=== INSTRUCTION ===
Write out each line exactly as it stands, please.

=== AVAILABLE DATA ===
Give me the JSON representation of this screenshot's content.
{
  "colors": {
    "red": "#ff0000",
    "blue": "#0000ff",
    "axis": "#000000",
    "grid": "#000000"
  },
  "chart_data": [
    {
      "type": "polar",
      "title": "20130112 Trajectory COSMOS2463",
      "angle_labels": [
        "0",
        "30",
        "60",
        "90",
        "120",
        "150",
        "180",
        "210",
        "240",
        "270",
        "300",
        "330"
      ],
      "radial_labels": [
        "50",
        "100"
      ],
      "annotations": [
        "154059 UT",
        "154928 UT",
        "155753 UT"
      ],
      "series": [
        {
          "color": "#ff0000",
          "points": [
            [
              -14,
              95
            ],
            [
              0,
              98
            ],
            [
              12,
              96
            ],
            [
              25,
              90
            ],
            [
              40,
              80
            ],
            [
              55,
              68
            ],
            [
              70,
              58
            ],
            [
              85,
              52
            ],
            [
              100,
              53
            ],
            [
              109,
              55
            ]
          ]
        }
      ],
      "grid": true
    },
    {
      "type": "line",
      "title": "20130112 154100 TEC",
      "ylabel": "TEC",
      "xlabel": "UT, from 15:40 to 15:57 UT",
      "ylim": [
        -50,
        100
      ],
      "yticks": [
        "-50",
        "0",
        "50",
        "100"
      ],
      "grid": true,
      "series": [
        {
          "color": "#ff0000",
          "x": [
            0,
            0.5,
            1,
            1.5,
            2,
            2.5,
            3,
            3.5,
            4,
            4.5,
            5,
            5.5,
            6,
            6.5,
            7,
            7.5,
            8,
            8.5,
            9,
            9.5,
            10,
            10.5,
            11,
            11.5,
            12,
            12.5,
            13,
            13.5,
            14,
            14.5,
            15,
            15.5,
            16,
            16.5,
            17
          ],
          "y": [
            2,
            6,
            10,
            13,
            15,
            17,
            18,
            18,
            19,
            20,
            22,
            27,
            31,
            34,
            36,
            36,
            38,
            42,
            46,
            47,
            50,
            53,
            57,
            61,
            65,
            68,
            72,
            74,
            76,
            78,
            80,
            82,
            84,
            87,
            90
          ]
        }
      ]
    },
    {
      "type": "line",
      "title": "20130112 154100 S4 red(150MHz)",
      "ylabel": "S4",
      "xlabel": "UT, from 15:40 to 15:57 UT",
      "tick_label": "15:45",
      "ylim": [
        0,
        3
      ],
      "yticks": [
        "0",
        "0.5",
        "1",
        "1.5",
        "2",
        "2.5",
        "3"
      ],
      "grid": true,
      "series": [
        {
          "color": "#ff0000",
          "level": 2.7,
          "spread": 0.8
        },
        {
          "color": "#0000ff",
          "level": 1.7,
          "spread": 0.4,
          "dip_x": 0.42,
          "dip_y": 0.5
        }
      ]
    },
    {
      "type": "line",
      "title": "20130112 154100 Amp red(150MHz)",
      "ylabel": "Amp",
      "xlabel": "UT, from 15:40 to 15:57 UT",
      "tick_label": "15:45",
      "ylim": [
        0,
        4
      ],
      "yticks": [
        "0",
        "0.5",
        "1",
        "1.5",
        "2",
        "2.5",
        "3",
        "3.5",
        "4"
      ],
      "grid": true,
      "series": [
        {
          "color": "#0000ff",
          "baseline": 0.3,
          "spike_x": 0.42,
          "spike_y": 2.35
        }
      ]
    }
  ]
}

=== FINISHED EXERCISE ===
Give me the JSON representation of this screenshot's content.
{
  "colors": {
    "red": "#ff0000",
    "blue": "#0000ff",
    "axis": "#000000",
    "grid": "#000000"
  },
  "chart_data": [
    {
      "type": "polar",
      "title": "20130112 Trajectory COSMOS2463",
      "angle_labels": [
        "0",
        "30",
        "60",
        "90",
        "120",
        "150",
        "180",
        "210",
        "240",
        "270",
        "300",
        "330"
      ],
      "radial_labels": [
        "50",
        "100"
      ],
      "annotations": [
        "154059 UT",
        "154928 UT",
        "155753 UT"
      ],
      "series": [
        {
          "color": "#ff0000",
          "points": [
            [
              -14,
              95
            ],
            [
              0,
              98
            ],
            [
              12,
              96
            ],
            [
              25,
              90
            ],
            [
              40,
              80
            ],
            [
              55,
              68
            ],
            [
              70,
              58
            ],
            [
              85,
              52
            ],
            [
              100,
              53
            ],
            [
              109,
              55
            ]
          ]
        }
      ],
      "grid": true
    },
    {
      "type": "line",
      "title": "20130112 154100 TEC",
      "ylabel": "TEC",
      "xlabel": "UT, from 15:40 to 15:57 UT",
      "ylim": [
        -50,
        100
      ],
      "yticks": [
        "-50",
        "0",
        "50",
        "100"
      ],
      "grid": true,
      "series": [
        {
          "color": "#ff0000",
          "x": [
            0,
            0.5,
            1,
            1.5,
            2,
            2.5,
            3,
            3.5,
            4,
            4.5,
            5,
            5.5,
            6,
            6.5,
            7,
            7.5,
            8,
            8.5,
            9,
            9.5,
            10,
            10.5,
            11,
            11.5,
            12,
            12.5,
            13,
            13.5,
            14,
            14.5,
            15,
            15.5,
            16,
            16.5,
            17
          ],
          "y": [
            2,
            6,
            10,
            13,
            15,
            17,
            18,
            18,
            19,
            20,
            22,
            27,
            31,
            34,
            36,
            36,
            38,
            42,
            46,
            47,
            50,
            53,
            57,
            61,
            65,
            68,
            72,
            74,
            76,
            78,
            80,
            82,
            84,
            87,
            90
          ]
        }
      ]
    },
    {
      "type": "line",
      "title": "20130112 154100 S4 red(150MHz)",
      "ylabel": "S4",
      "xlabel": "UT, from 15:40 to 15:57 UT",
      "tick_label": "15:45",
      "ylim": [
        0,
        3
      ],
      "yticks": [
        "0",
        "0.5",
        "1",
        "1.5",
        "2",
        "2.5",
        "3"
      ],
      "grid": true,
      "series": [
        {
          "color": "#ff0000",
          "level": 2.7,
          "spread": 0.8
        },
        {
          "color": "#0000ff",
          "level": 1.7,
          "spread": 0.4,
          "dip_x": 0.42,
          "dip_y": 0.5
        }
      ]
    },
    {
      "type": "line",
      "title": "20130112 154100 Amp red(150MHz)",
      "ylabel": "Amp",
      "xlabel": "UT, from 15:40 to 15:57 UT",
      "tick_label": "15:45",
      "ylim": [
        0,
        4
      ],
      "yticks": [
        "0",
        "0.5",
        "1",
        "1.5",
        "2",
        "2.5",
        "3",
        "3.5",
        "4"
      ],
      "grid": true,
      "series": [
        {
          "color": "#0000ff",
          "baseline": 0.3,
          "spike_x": 0.42,
          "spike_y": 2.35
        }
      ]
    }
  ]
}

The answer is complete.